### Required work
Search the data below for the string "Political". Extract every line that contains it.

### Stored data
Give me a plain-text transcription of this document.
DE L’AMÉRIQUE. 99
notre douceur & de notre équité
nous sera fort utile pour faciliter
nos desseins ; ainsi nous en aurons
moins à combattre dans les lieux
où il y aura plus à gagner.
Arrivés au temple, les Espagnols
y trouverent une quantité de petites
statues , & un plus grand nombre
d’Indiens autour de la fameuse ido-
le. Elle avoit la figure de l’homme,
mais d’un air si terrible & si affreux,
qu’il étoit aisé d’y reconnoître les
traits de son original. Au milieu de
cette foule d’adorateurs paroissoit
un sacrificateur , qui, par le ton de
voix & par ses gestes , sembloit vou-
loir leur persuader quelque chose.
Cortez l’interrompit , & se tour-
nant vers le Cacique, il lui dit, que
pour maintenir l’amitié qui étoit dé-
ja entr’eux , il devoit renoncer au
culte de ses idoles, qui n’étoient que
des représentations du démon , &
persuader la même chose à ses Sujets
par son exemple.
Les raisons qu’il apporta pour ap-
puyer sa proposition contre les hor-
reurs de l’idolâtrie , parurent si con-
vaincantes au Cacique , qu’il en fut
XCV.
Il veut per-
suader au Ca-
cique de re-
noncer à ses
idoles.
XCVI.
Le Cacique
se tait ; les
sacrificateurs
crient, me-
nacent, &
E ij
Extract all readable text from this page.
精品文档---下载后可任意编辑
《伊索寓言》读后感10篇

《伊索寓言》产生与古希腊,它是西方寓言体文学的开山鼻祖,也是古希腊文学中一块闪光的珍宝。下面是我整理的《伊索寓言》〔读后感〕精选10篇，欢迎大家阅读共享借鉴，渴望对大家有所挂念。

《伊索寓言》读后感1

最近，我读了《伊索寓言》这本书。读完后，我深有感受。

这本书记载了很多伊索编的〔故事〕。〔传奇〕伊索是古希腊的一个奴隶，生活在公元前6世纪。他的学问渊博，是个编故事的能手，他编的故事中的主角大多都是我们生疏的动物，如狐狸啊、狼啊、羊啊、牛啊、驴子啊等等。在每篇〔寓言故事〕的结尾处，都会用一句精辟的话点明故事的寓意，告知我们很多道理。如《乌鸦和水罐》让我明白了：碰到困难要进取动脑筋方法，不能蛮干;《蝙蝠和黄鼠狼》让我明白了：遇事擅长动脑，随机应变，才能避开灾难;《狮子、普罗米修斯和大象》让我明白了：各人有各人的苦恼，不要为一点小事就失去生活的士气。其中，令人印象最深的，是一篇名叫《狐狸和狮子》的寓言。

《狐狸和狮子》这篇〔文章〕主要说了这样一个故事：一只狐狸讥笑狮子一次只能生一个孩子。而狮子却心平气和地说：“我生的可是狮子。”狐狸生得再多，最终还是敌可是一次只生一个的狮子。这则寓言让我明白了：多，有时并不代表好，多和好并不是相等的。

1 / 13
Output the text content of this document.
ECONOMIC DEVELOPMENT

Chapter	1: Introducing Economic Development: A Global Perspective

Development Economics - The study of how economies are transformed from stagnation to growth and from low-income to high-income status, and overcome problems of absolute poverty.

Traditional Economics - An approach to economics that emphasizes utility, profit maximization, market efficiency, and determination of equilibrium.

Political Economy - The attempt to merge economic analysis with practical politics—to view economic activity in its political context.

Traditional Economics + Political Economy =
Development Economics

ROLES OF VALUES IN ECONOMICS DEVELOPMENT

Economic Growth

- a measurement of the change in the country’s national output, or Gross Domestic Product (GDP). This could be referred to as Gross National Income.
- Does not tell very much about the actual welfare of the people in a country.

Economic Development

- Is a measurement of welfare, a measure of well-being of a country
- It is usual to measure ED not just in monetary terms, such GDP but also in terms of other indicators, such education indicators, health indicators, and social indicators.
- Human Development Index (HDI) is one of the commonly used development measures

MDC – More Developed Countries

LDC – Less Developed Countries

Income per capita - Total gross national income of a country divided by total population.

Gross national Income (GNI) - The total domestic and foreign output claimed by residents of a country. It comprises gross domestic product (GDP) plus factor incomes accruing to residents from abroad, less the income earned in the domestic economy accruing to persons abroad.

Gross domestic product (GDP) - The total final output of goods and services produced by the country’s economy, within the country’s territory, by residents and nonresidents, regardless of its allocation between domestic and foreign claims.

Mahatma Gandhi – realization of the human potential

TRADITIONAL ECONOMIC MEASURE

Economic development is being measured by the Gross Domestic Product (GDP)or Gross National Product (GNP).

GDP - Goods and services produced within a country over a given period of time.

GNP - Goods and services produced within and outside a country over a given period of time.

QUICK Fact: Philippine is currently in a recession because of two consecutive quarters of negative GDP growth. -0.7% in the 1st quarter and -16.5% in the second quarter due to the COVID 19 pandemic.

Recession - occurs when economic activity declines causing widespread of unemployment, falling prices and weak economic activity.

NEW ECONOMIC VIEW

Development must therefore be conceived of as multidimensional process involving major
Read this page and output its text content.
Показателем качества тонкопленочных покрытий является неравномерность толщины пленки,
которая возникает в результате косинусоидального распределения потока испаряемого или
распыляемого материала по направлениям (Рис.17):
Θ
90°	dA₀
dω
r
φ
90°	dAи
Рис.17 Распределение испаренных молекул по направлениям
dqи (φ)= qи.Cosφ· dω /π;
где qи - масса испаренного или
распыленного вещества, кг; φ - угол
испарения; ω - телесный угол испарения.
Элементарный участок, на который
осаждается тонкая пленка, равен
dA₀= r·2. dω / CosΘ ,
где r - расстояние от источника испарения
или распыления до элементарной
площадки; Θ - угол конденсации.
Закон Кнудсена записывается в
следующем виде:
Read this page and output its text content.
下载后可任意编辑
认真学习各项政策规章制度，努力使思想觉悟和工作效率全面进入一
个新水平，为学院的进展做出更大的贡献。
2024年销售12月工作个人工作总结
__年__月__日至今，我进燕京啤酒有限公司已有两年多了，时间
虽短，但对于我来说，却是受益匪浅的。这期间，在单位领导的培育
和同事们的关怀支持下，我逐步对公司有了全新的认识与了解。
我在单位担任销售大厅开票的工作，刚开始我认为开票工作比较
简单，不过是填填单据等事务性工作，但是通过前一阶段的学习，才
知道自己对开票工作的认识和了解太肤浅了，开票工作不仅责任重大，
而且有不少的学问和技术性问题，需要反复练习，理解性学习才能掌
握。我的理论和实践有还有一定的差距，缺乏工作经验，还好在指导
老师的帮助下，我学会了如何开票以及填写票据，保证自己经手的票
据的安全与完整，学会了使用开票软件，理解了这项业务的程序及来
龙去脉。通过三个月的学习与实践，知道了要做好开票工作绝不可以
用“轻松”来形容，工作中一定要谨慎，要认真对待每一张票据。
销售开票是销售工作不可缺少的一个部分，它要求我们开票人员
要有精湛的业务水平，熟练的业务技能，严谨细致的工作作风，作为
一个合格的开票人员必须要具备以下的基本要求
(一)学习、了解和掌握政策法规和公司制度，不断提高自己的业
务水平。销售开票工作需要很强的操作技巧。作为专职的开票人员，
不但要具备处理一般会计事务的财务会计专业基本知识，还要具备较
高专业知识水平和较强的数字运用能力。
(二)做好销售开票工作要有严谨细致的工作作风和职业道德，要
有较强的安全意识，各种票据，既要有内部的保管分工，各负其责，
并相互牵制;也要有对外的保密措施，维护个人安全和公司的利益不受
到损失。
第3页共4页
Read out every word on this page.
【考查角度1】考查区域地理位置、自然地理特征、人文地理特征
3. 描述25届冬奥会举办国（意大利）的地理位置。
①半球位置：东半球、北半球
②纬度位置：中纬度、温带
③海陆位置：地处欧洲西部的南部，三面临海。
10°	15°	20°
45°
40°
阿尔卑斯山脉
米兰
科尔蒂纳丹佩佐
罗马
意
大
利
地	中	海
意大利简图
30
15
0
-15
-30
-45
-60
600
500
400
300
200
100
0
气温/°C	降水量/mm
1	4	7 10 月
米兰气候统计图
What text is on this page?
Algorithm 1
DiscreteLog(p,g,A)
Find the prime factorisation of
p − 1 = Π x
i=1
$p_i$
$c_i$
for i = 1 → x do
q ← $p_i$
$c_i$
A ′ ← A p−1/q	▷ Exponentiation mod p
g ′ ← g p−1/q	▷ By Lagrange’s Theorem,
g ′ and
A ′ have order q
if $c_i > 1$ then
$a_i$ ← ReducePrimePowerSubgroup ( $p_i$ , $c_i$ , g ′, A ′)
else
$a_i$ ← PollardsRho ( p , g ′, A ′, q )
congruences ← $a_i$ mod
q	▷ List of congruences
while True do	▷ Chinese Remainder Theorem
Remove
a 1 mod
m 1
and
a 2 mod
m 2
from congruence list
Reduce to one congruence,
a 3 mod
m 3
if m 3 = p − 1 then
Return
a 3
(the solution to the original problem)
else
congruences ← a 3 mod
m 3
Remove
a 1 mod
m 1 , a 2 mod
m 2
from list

### Task output
Political Economy - The attempt to merge economic analysis with practical politics—to view economic activity in its political context.
Traditional Economics + Political Economy =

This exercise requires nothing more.